Reproduce the data exactly.

[EXTRACTED ENTRIES]:
· · · · · · ·

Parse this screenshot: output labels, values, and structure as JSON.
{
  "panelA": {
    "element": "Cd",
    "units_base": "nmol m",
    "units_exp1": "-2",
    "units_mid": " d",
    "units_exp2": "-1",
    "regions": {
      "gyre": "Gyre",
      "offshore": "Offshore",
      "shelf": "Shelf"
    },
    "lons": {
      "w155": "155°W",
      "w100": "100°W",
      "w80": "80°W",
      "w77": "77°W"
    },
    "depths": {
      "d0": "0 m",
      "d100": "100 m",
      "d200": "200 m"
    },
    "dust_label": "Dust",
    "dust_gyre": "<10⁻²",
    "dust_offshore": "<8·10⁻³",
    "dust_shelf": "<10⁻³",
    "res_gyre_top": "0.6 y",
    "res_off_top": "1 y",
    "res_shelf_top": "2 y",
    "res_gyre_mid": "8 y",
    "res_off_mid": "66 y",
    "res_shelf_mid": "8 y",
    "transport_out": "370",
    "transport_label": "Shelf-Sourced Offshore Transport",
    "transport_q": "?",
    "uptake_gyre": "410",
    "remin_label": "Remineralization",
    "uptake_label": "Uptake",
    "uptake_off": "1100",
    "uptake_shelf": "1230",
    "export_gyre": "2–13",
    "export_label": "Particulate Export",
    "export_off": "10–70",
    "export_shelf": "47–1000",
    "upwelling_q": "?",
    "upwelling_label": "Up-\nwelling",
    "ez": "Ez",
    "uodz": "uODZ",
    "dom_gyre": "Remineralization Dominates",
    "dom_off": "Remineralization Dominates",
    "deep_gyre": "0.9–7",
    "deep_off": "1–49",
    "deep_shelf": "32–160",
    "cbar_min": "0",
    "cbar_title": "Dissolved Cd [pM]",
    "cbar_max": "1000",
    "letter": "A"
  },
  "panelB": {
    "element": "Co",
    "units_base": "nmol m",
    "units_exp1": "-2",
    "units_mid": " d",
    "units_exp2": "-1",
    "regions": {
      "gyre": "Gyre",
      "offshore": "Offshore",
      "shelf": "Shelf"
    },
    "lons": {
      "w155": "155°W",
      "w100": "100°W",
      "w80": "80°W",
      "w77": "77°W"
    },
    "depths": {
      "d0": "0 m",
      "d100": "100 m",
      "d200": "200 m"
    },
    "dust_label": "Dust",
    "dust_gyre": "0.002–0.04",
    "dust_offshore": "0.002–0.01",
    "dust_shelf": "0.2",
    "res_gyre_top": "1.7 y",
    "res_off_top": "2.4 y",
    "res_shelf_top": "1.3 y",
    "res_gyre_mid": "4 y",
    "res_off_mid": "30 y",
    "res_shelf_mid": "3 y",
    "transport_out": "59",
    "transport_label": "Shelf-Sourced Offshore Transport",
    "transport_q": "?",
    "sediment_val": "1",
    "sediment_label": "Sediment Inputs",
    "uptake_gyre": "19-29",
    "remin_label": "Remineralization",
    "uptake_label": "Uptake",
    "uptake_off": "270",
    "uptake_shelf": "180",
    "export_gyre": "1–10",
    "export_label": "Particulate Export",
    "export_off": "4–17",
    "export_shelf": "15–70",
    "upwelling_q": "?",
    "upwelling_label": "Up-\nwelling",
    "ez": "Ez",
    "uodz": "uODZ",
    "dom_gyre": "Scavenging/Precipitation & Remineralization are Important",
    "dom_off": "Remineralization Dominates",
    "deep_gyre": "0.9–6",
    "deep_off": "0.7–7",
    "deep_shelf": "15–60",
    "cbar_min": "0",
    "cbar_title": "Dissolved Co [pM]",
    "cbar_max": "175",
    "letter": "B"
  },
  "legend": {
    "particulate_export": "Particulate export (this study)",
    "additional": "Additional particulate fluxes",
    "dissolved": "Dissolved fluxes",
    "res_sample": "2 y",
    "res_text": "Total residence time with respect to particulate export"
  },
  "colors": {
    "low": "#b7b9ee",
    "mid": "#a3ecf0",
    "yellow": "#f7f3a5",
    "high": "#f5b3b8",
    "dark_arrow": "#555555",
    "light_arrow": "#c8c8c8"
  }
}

· · · · · · ·

[WRITTEN REPLY]:
Parse this screenshot: output labels, values, and structure as JSON.
{
  "panelA": {
    "element": "Cd",
    "units_base": "nmol m",
    "units_exp1": "-2",
    "units_mid": " d",
    "units_exp2": "-1",
    "regions": {
      "gyre": "Gyre",
      "offshore": "Offshore",
      "shelf": "Shelf"
    },
    "lons": {
      "w155": "155°W",
      "w100": "100°W",
      "w80": "80°W",
      "w77": "77°W"
    },
    "depths": {
      "d0": "0 m",
      "d100": "100 m",
      "d200": "200 m"
    },
    "dust_label": "Dust",
    "dust_gyre": "<10⁻²",
    "dust_offshore": "<8·10⁻³",
    "dust_shelf": "<10⁻³",
    "res_gyre_top": "0.6 y",
    "res_off_top": "1 y",
    "res_shelf_top": "2 y",
    "res_gyre_mid": "8 y",
    "res_off_mid": "66 y",
    "res_shelf_mid": "8 y",
    "transport_out": "370",
    "transport_label": "Shelf-Sourced Offshore Transport",
    "transport_q": "?",
    "uptake_gyre": "410",
    "remin_label": "Remineralization",
    "uptake_label": "Uptake",
    "uptake_off": "1100",
    "uptake_shelf": "1230",
    "export_gyre": "2–13",
    "export_label": "Particulate Export",
    "export_off": "10–70",
    "export_shelf": "47–1000",
    "upwelling_q": "?",
    "upwelling_label": "Up-\nwelling",
    "ez": "Ez",
    "uodz": "uODZ",
    "dom_gyre": "Remineralization Dominates",
    "dom_off": "Remineralization Dominates",
    "deep_gyre": "0.9–7",
    "deep_off": "1–49",
    "deep_shelf": "32–160",
    "cbar_min": "0",
    "cbar_title": "Dissolved Cd [pM]",
    "cbar_max": "1000",
    "letter": "A"
  },
  "panelB": {
    "element": "Co",
    "units_base": "nmol m",
    "units_exp1": "-2",
    "units_mid": " d",
    "units_exp2": "-1",
    "regions": {
      "gyre": "Gyre",
      "offshore": "Offshore",
      "shelf": "Shelf"
    },
    "lons": {
      "w155": "155°W",
      "w100": "100°W",
      "w80": "80°W",
      "w77": "77°W"
    },
    "depths": {
      "d0": "0 m",
      "d100": "100 m",
      "d200": "200 m"
    },
    "dust_label": "Dust",
    "dust_gyre": "0.002–0.04",
    "dust_offshore": "0.002–0.01",
    "dust_shelf": "0.2",
    "res_gyre_top": "1.7 y",
    "res_off_top": "2.4 y",
    "res_shelf_top": "1.3 y",
    "res_gyre_mid": "4 y",
    "res_off_mid": "30 y",
    "res_shelf_mid": "3 y",
    "transport_out": "59",
    "transport_label": "Shelf-Sourced Offshore Transport",
    "transport_q": "?",
    "sediment_val": "1",
    "sediment_label": "Sediment Inputs",
    "uptake_gyre": "19-29",
    "remin_label": "Remineralization",
    "uptake_label": "Uptake",
    "uptake_off": "270",
    "uptake_shelf": "180",
    "export_gyre": "1–10",
    "export_label": "Particulate Export",
    "export_off": "4–17",
    "export_shelf": "15–70",
    "upwelling_q": "?",
    "upwelling_label": "Up-\nwelling",
    "ez": "Ez",
    "uodz": "uODZ",
    "dom_gyre": "Scavenging/Precipitation & Remineralization are Important",
    "dom_off": "Remineralization Dominates",
    "deep_gyre": "0.9–6",
    "deep_off": "0.7–7",
    "deep_shelf": "15–60",
    "cbar_min": "0",
    "cbar_title": "Dissolved Co [pM]",
    "cbar_max": "175",
    "letter": "B"
  },
  "legend": {
    "particulate_export": "Particulate export (this study)",
    "additional": "Additional particulate fluxes",
    "dissolved": "Dissolved fluxes",
    "res_sample": "2 y",
    "res_text": "Total residence time with respect to particulate export"
  },
  "colors": {
    "low": "#b7b9ee",
    "mid": "#a3ecf0",
    "yellow": "#f7f3a5",
    "high": "#f5b3b8",
    "dark_arrow": "#555555",
    "light_arrow": "#c8c8c8"
  }
}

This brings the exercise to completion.